> [Exercise instructions]: Search the records for "Skip" and copy each line that holds it.

Dataset excerpts:
= = = =

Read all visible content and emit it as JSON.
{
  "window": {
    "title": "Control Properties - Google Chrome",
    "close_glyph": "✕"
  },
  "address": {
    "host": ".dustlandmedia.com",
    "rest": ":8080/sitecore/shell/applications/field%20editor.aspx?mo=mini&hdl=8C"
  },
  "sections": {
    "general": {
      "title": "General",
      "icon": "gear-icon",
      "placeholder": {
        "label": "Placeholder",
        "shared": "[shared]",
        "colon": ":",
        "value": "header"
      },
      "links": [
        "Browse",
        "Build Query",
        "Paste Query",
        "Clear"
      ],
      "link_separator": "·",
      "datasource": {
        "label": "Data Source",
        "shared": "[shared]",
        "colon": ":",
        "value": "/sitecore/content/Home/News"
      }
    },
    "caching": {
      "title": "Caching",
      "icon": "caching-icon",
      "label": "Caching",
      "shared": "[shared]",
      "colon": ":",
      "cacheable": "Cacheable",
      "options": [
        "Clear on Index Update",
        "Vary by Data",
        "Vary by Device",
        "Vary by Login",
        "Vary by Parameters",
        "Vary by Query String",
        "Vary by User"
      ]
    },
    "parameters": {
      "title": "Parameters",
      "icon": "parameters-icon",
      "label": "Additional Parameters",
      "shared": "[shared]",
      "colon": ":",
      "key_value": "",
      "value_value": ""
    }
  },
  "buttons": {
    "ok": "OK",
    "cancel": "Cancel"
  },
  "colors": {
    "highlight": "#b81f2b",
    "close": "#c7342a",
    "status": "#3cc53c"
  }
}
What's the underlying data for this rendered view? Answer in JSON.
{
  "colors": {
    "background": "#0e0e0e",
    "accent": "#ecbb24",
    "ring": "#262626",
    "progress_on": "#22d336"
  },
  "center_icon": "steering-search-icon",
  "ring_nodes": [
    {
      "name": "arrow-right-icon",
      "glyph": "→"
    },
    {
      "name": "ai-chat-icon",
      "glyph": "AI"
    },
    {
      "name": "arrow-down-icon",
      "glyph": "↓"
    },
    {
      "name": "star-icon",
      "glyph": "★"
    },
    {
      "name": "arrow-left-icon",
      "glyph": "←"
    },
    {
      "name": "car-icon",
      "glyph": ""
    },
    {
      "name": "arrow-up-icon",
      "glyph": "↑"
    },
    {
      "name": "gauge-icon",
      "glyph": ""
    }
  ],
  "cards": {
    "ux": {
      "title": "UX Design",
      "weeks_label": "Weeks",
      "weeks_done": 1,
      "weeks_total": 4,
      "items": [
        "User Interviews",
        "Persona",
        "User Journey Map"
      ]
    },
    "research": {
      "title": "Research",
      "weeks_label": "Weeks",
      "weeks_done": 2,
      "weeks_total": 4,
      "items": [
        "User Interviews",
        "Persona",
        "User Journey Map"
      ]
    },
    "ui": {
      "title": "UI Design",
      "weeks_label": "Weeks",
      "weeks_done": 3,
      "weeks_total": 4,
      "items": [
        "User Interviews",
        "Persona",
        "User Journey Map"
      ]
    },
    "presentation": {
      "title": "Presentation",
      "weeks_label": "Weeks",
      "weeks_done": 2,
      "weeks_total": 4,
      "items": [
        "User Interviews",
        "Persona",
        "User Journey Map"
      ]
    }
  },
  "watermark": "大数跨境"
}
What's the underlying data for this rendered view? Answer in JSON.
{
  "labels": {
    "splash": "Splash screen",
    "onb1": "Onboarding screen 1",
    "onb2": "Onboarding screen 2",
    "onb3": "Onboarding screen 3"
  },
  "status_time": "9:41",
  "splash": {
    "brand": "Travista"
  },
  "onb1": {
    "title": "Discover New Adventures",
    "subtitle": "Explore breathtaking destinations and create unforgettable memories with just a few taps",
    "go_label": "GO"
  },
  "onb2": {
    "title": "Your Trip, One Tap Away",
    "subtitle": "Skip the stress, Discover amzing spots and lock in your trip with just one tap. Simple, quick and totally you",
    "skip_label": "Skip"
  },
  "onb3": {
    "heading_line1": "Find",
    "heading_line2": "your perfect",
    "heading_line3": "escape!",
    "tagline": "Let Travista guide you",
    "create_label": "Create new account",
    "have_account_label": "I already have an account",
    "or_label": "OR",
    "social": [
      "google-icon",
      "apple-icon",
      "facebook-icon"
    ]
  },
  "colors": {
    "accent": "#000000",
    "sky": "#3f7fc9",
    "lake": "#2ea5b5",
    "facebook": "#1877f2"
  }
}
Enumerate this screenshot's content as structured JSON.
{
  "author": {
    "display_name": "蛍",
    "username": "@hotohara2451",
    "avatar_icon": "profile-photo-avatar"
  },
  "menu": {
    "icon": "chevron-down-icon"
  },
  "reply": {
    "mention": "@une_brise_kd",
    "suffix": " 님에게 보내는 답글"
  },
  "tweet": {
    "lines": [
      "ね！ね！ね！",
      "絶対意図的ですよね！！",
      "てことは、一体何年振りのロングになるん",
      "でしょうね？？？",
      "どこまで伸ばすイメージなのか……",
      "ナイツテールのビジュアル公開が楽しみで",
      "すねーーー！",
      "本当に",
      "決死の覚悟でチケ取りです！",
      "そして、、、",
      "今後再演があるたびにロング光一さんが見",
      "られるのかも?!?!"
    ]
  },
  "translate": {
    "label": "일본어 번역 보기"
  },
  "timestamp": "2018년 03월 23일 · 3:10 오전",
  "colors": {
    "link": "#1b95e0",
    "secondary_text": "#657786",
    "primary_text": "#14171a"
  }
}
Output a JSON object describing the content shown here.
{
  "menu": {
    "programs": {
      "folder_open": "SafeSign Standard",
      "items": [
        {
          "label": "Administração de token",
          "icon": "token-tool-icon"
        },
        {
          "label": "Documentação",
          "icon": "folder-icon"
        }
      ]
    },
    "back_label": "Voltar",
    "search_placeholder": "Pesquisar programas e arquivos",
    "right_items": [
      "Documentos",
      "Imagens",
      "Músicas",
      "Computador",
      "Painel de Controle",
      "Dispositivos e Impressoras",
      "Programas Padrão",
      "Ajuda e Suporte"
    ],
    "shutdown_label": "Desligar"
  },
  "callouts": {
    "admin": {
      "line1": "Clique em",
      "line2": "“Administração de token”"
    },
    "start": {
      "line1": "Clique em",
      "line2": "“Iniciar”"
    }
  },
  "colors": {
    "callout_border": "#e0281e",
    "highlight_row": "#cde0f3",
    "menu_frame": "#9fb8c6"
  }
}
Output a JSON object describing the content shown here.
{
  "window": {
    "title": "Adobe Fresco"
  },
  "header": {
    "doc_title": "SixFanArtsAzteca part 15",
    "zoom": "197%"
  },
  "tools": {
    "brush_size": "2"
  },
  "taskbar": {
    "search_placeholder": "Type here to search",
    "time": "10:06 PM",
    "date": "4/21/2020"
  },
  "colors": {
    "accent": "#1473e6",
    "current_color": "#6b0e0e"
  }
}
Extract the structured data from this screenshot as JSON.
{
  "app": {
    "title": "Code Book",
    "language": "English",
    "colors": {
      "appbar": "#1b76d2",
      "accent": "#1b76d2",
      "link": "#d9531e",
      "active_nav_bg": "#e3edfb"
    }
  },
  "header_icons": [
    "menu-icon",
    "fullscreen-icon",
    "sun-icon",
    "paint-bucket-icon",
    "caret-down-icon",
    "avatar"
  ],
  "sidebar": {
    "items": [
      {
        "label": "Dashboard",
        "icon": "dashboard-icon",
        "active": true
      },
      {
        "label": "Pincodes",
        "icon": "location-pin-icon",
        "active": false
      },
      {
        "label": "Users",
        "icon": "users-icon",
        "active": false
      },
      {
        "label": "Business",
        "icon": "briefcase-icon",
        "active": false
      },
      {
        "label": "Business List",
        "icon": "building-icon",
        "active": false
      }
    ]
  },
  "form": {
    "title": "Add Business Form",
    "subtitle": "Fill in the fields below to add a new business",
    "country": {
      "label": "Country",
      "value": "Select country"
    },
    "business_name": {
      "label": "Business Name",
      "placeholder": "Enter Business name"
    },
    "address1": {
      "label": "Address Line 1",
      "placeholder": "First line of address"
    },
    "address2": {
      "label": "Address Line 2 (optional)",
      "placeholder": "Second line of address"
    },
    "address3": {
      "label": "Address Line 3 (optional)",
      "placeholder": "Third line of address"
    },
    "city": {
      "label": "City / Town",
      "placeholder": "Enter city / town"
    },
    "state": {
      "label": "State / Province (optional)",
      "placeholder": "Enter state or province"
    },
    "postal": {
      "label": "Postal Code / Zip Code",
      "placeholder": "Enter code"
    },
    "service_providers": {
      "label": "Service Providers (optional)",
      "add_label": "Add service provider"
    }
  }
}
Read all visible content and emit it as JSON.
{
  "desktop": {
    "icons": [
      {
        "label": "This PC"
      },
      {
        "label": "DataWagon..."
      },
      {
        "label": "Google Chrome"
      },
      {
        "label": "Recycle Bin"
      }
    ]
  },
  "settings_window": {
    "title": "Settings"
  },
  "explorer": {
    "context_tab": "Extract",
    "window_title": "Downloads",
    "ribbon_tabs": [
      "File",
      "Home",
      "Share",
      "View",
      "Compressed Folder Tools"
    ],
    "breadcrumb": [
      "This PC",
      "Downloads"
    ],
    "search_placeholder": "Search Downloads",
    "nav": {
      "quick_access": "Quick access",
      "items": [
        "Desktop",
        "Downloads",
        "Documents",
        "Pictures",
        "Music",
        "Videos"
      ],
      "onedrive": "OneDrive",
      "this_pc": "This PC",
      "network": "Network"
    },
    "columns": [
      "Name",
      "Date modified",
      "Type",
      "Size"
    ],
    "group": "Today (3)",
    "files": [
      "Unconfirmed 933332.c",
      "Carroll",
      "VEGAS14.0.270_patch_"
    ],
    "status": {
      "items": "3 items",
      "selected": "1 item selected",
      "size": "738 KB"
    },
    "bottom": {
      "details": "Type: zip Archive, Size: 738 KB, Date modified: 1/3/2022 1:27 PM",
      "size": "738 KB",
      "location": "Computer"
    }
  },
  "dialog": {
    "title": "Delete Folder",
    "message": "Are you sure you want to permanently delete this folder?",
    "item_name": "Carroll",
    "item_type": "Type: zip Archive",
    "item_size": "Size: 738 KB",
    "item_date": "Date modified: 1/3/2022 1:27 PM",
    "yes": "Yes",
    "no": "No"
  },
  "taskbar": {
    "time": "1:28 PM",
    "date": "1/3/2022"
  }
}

= = = =

> [Answer to this problem]:
    "subtitle": "Skip the stress, Discover amzing spots and lock in your trip with just one tap. Simple, quick and totally you",
    "skip_label": "Skip"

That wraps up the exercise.